DarylS
(.700 member)
14/02/08 06:51 AM
Re: Muzzleloader cleaning instructions (1862)

BTW-many of us have stopped using boiling water, or even very hot tap water when cleaning our rifles and smoothbores. The reason is the flash rusting that happens in some barrel steels due to the very rapid drying and heat which starts oxidation almost immediately upon drying.
; We use cold tap water only, then dry with patches, then spray WD40 into the muzzles until it runs out the vents(or nipple seats. A WD40 wet patch is then run hard into the bores to flush out the excess from the vent or nipple seat and blast out any remaining moisture from around the breech faces. The final thing to do, is to wipe down the outside of the barrel with a WD 40 wet patch and reassemble.
; I've been doing it this way since the late 70's and have not experienced any after rust, even when storing rifles for several years between uses. I live in an area with an average humidity of 50%, which is fairly dry compared to Eastern Canada, around the Great Lakes, especially.

_Goal A:_ In the muzzleloader cleaning post, what does the writer spray into the muzzles after drying with patches?
_Goal B:_ Do these statements agree with the muzzleloader cleaning post? Answer yes or no for each, quoting the words that decide it. (i) The writer cleans with cold tap water only. (ii) The writer has found after rust when storing rifles for several years. (iii) The writer's area has an average humidity of 50%.
_Goal C:_ Please go on with the muzzleloader cleaning post, starting after its last sentence.
None of the stored lines have any bearing on this work.

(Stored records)
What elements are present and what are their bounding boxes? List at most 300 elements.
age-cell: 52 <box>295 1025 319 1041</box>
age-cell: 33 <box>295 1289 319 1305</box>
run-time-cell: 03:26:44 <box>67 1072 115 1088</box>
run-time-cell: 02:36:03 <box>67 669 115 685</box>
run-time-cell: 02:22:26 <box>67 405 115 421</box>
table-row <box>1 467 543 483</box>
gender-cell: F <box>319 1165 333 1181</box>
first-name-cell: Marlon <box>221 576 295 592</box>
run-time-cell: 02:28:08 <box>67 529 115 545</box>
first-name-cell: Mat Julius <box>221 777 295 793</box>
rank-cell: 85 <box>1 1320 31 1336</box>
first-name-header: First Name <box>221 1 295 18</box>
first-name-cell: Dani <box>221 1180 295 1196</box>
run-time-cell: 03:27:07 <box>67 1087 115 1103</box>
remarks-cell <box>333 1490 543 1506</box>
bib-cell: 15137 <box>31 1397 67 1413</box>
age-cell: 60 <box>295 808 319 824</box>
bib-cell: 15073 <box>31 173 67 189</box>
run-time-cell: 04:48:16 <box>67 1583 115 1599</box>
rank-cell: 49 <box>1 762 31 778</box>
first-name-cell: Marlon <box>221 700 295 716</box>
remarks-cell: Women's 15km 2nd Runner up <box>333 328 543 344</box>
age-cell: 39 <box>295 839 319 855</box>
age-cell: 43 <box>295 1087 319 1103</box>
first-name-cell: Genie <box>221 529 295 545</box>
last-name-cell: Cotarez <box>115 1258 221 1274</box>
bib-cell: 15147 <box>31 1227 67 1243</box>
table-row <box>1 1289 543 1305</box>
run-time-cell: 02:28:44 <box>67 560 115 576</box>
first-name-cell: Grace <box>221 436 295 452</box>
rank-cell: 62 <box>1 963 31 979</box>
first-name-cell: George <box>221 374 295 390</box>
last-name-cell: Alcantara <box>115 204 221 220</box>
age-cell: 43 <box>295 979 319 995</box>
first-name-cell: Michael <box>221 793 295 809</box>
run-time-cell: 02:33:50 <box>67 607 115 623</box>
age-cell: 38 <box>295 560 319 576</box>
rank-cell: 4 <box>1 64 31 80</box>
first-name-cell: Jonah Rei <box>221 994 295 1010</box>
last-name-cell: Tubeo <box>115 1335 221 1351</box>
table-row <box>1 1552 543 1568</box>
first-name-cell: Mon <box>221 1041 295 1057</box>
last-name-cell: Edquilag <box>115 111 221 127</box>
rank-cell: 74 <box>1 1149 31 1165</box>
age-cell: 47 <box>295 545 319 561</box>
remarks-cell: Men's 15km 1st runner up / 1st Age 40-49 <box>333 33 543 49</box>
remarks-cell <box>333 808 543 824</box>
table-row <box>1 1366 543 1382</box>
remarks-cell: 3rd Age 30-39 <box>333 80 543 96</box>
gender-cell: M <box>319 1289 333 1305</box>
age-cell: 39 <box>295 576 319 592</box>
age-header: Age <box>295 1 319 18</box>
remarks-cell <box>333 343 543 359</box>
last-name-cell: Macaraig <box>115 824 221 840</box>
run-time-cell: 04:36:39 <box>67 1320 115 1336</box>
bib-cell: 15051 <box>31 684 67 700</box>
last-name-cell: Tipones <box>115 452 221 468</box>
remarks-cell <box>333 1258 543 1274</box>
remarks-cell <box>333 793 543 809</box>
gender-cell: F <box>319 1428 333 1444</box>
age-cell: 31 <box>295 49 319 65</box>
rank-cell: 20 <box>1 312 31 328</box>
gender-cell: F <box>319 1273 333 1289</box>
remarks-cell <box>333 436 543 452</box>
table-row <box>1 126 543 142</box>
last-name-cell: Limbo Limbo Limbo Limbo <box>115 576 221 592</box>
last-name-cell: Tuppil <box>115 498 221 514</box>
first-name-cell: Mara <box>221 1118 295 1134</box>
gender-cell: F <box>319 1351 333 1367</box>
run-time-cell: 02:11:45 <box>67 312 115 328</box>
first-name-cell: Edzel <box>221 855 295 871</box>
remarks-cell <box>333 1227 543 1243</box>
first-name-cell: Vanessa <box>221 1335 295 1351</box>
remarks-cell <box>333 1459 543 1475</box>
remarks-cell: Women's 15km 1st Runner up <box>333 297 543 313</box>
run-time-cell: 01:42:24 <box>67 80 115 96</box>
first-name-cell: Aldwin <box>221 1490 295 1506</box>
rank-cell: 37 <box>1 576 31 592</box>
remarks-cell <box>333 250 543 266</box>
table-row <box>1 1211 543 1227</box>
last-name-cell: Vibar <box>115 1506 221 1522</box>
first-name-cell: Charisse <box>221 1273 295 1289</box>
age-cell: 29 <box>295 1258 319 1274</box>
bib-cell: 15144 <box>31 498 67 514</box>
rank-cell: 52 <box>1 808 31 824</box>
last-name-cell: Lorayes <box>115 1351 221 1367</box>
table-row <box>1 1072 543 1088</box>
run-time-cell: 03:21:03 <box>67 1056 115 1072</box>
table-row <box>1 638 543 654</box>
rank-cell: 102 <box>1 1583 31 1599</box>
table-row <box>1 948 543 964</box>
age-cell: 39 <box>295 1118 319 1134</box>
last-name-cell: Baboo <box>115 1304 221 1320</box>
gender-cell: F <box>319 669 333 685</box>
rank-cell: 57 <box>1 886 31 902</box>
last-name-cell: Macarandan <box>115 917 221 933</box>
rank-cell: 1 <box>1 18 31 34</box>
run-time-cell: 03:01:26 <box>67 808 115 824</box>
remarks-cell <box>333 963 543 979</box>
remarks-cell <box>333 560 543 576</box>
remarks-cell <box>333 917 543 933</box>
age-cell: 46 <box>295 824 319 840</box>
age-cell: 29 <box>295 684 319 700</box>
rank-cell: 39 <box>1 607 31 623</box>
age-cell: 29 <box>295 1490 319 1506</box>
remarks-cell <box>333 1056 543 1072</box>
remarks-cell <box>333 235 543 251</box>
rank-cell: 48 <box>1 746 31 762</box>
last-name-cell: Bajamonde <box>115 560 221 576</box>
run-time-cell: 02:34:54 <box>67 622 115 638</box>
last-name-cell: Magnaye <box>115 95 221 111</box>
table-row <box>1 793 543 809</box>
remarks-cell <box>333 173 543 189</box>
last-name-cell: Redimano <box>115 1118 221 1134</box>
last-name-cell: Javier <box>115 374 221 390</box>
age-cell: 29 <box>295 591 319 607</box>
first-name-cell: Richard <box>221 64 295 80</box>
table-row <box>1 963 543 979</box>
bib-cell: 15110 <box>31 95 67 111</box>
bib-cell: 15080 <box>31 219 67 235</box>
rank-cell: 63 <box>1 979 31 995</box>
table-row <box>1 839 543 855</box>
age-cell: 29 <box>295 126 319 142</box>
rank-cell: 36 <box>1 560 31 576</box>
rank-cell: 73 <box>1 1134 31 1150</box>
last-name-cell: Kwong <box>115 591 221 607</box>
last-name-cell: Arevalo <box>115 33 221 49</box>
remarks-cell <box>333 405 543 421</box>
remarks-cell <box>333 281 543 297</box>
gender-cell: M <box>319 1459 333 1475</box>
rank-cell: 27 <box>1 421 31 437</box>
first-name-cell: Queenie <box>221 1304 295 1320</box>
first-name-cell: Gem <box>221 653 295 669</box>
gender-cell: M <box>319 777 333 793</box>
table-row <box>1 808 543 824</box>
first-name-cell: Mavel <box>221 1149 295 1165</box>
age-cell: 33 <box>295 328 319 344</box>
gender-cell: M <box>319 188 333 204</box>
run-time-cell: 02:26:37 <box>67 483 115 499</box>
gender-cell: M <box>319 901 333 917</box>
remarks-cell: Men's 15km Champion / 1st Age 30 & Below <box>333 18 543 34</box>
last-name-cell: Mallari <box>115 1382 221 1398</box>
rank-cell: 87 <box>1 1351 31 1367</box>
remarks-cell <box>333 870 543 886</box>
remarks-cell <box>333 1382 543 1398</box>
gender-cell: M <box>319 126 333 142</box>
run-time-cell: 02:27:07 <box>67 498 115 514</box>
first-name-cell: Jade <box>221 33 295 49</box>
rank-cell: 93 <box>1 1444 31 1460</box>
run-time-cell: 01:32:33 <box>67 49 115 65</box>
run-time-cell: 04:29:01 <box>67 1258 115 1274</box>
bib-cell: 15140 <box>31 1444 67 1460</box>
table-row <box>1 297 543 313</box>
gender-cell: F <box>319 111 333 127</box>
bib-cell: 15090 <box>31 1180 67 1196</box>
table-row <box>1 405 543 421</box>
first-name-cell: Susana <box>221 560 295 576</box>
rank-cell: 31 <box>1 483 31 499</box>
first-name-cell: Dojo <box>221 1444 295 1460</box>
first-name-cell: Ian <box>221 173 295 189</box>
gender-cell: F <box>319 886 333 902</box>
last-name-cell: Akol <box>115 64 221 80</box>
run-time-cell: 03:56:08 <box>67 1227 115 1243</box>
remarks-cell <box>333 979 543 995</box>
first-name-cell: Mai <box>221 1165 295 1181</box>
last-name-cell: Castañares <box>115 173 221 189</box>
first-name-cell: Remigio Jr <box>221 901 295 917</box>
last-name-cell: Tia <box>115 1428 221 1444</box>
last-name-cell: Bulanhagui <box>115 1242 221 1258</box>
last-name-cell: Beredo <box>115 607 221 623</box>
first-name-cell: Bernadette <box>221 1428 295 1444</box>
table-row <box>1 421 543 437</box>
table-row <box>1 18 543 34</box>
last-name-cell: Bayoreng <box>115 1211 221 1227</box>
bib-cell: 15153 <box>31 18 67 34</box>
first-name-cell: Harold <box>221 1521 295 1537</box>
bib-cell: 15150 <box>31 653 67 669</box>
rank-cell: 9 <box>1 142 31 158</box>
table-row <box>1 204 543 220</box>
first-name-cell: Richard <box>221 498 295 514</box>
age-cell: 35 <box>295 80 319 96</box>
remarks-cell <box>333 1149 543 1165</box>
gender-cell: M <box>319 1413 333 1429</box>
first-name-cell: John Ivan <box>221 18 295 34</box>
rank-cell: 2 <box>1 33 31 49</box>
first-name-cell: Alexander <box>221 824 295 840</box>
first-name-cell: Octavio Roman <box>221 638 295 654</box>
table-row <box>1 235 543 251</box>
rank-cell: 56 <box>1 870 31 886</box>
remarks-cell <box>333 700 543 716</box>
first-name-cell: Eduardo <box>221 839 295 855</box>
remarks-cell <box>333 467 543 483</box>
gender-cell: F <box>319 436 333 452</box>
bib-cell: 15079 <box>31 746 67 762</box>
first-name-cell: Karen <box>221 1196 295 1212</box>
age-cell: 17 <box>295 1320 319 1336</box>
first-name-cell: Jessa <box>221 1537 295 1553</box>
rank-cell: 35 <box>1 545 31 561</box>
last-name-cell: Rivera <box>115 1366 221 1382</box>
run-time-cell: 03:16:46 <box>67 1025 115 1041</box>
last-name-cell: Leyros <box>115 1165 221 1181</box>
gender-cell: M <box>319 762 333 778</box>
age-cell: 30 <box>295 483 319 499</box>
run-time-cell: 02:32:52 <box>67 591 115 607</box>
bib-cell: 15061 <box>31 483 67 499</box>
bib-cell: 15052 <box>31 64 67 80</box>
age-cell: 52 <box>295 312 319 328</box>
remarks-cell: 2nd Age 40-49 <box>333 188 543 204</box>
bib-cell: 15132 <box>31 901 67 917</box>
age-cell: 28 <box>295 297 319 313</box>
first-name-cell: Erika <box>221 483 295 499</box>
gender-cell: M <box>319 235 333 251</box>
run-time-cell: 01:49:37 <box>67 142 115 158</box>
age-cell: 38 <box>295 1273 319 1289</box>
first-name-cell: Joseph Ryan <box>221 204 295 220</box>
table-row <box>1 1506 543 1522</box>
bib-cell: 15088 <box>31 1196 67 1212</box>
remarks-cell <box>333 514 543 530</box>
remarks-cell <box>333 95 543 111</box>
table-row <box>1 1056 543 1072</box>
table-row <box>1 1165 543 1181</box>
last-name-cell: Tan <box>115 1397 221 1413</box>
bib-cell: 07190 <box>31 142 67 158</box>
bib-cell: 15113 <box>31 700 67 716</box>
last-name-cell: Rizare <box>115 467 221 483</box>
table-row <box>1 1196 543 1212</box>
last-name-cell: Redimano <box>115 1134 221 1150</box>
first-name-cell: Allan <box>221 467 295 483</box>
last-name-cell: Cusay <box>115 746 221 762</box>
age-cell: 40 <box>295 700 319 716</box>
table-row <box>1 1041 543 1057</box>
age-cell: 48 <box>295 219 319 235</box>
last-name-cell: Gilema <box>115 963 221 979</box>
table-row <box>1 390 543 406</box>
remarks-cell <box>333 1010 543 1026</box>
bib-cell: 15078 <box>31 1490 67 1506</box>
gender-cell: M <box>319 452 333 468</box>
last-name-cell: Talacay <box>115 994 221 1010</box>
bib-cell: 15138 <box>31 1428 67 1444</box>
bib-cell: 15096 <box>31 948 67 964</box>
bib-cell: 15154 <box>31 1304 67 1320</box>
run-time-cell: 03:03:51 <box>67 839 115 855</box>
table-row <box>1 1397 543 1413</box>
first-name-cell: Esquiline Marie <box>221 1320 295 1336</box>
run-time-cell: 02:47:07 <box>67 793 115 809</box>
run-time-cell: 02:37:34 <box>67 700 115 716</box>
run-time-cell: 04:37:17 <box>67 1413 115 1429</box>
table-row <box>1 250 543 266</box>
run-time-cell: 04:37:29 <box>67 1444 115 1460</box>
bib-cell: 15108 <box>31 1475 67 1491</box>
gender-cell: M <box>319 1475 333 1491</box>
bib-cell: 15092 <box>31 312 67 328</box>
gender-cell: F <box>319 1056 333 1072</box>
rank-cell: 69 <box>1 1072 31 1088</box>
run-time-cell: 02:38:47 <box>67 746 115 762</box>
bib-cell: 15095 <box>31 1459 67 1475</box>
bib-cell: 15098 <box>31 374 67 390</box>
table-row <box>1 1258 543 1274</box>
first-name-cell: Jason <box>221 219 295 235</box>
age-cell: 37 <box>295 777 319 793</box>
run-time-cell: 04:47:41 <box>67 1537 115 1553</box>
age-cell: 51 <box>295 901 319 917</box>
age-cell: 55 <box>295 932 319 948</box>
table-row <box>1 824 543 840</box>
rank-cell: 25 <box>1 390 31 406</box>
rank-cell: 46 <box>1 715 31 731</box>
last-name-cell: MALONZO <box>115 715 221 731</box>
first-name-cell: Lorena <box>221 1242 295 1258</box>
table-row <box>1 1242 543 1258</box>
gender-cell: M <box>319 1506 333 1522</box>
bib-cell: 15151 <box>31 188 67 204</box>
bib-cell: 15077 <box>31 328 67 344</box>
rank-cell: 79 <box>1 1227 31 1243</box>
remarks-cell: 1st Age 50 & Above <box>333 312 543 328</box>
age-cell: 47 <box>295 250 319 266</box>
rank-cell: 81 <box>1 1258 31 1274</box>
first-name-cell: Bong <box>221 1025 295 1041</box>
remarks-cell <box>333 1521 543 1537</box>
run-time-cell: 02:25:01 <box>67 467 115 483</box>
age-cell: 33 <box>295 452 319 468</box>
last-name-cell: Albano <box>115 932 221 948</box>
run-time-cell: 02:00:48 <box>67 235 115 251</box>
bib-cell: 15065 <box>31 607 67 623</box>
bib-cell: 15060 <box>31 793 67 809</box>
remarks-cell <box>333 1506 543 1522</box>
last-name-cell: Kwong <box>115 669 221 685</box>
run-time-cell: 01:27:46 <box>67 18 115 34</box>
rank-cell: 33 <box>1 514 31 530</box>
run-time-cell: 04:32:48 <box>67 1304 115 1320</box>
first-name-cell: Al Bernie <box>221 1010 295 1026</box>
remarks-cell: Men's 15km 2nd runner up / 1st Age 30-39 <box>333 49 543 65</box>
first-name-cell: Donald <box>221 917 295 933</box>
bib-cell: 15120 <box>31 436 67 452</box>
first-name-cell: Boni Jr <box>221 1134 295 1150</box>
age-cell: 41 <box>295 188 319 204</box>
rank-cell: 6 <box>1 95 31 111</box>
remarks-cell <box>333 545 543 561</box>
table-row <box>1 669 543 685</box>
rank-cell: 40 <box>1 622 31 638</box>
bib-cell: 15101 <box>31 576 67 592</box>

_Exercise result A:_ WD40.

_Exercise result B:_
(i) Yes: "We use cold tap water only"
(ii) No: "have not experienced any after rust, even when storing rifles for several years between uses"
(iii) Yes: "I live in an area with an average humidity of 50%"

_Exercise result C:_
; I think putting the breech of the barrel into a bucket of water and flushing water into and out of the bore under pressure paramount in getting the bore spottlessly clean.
; Cold water disolves BP fouling better than hot, by the way. Note in the instructions, hot water is used only to aide drying the bores. Today, we have water displacing lubricants that can remove any last vestage of moisture, so hot water is never needed and is actually to be avoided due to the accumulative effect of after-rusting causing pits over the years.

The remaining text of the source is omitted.